▸ **Data excerpts**:

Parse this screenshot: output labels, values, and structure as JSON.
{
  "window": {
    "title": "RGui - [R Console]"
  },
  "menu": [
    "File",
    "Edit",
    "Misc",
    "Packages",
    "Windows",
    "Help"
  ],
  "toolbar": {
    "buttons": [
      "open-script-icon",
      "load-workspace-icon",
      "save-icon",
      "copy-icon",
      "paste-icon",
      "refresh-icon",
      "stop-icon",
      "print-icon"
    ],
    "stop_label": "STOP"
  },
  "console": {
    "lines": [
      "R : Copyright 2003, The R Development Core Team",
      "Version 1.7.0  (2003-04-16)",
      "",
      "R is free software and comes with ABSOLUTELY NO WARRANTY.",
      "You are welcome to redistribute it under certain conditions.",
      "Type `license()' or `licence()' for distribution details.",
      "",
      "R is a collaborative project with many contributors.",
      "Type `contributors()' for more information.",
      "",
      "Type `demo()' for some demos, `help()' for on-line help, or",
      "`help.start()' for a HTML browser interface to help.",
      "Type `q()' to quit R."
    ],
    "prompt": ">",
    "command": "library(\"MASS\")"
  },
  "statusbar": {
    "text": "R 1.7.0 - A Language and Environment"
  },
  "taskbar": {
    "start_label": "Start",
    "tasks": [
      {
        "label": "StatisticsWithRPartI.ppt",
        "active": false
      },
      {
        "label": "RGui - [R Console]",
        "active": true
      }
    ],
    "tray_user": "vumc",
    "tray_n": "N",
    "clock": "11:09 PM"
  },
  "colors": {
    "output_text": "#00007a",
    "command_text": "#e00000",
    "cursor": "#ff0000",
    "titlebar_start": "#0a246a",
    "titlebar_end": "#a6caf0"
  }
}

* * *

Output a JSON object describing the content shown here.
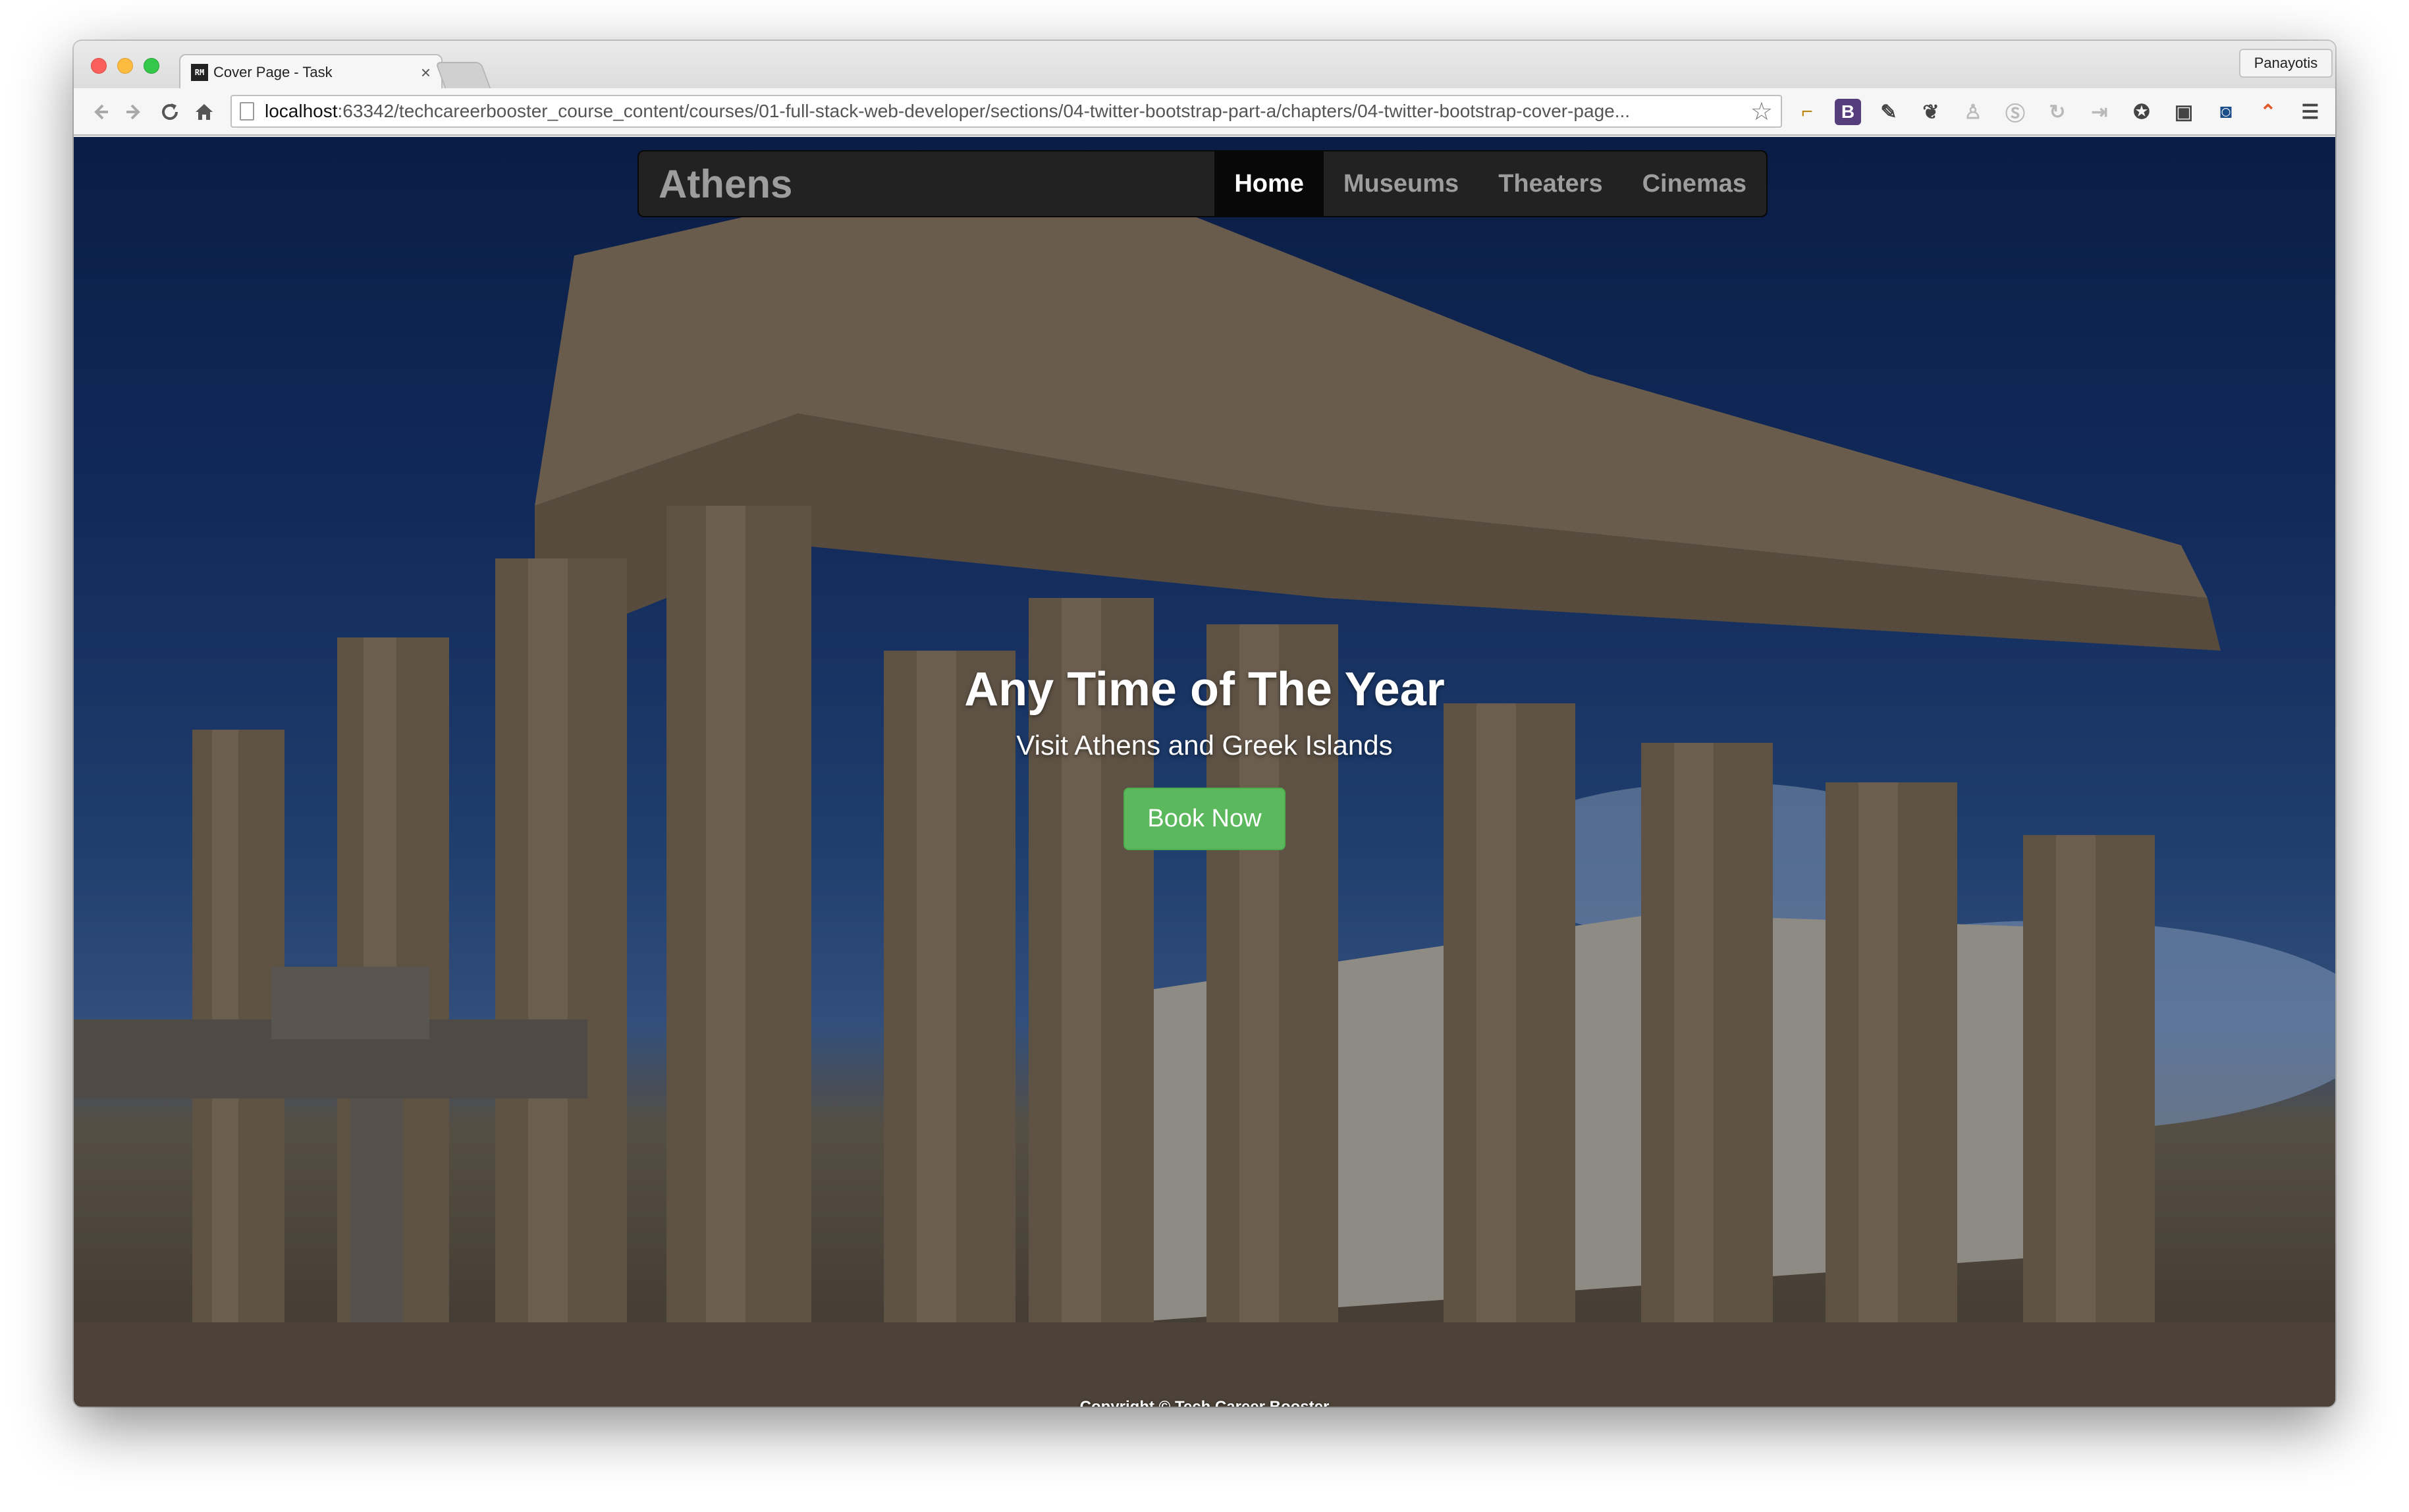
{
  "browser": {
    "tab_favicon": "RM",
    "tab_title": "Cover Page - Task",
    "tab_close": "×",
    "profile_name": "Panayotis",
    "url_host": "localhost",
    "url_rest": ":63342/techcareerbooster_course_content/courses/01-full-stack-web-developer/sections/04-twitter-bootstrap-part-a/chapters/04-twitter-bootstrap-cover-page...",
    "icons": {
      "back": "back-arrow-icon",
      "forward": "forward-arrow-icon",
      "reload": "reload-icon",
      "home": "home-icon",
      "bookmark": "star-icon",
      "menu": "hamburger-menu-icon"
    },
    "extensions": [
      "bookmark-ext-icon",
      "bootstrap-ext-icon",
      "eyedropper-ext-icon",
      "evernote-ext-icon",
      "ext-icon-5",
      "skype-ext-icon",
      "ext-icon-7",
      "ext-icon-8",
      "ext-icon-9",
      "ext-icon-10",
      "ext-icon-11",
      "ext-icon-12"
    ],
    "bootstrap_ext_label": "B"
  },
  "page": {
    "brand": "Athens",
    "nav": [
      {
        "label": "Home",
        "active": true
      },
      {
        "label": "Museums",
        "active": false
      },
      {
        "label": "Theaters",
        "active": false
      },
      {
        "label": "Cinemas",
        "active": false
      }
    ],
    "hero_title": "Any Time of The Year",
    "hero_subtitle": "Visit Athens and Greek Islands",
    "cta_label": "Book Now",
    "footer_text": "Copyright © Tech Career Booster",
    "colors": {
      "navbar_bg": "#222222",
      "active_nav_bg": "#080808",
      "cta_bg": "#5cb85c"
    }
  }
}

==

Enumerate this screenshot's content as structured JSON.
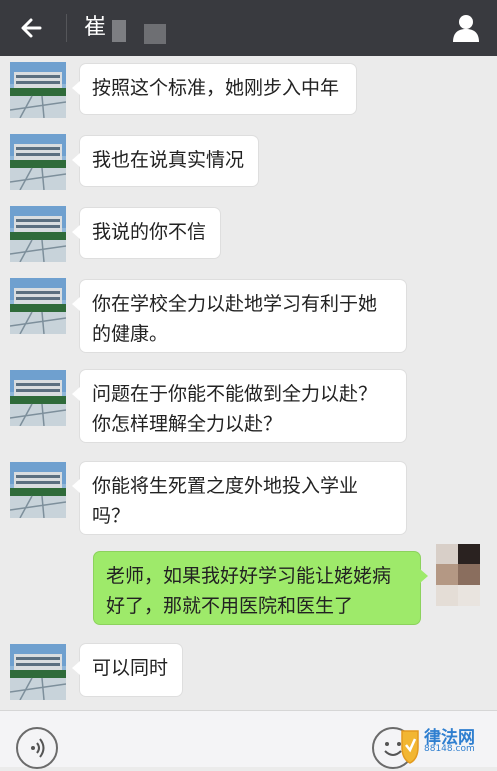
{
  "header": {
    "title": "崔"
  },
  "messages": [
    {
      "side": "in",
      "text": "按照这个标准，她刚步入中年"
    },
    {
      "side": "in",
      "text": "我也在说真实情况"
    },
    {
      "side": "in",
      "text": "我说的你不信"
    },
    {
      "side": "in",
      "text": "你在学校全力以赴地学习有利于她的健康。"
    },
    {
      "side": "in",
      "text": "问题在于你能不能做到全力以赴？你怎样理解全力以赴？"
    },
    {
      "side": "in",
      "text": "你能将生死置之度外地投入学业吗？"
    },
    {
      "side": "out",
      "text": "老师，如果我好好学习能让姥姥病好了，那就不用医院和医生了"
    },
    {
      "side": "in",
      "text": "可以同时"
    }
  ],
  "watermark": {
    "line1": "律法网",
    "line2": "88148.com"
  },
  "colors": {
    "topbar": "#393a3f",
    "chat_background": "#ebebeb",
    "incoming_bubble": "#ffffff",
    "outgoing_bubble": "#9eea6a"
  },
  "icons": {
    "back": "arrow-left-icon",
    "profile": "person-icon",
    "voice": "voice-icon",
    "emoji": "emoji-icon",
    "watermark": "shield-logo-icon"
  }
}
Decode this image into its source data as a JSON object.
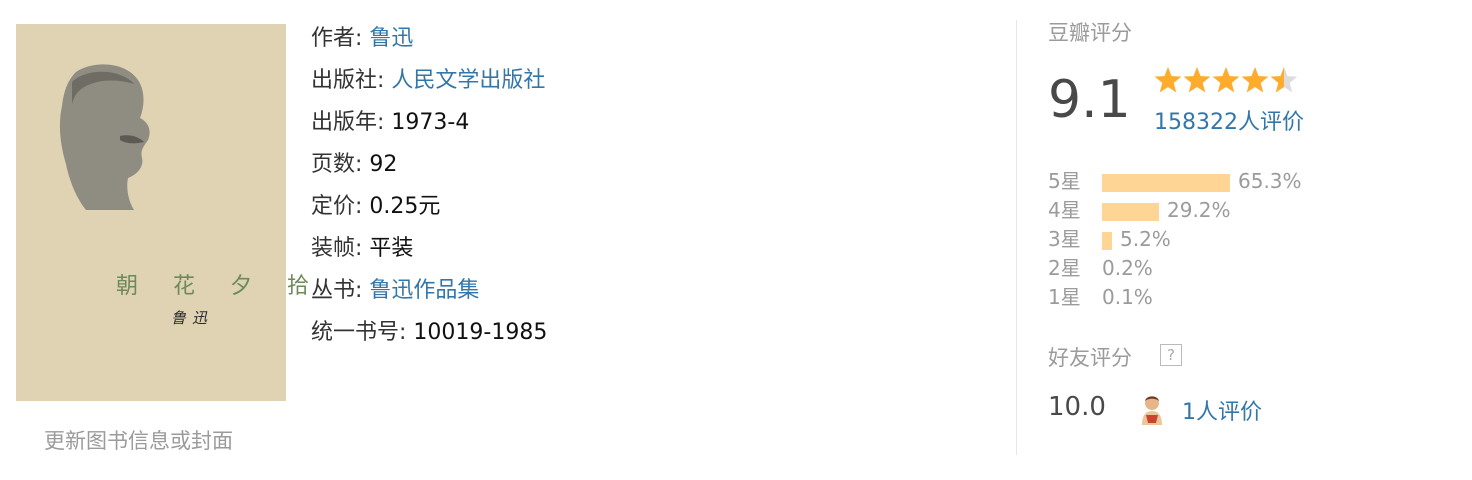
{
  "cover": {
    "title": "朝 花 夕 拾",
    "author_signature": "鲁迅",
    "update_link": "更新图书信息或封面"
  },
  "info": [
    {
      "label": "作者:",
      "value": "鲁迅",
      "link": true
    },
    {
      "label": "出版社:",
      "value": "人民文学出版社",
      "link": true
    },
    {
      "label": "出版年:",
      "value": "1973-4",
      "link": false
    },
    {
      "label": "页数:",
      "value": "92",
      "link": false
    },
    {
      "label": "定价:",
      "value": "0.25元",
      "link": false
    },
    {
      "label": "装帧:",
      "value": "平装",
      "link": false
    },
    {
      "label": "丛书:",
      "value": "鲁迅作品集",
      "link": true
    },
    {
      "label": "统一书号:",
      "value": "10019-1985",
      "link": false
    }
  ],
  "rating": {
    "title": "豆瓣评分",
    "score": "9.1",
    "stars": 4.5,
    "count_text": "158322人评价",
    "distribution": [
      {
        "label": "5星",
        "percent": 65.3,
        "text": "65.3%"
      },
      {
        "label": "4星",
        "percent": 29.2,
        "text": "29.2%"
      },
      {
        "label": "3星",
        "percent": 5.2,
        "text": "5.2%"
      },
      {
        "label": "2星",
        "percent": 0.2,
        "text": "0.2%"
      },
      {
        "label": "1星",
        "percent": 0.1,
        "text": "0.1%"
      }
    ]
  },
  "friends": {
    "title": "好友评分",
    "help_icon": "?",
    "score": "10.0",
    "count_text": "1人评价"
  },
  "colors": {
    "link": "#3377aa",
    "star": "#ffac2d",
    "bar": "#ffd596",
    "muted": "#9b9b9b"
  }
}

▸ **Problem statement**: Pick out all lines containing the string "this".

▸ **Result below**:
Parse this screenshot: output labels, values, and structure as JSON.
Enumerate this screenshot's content as structured JSON.
Decode this image into its source data as a JSON object.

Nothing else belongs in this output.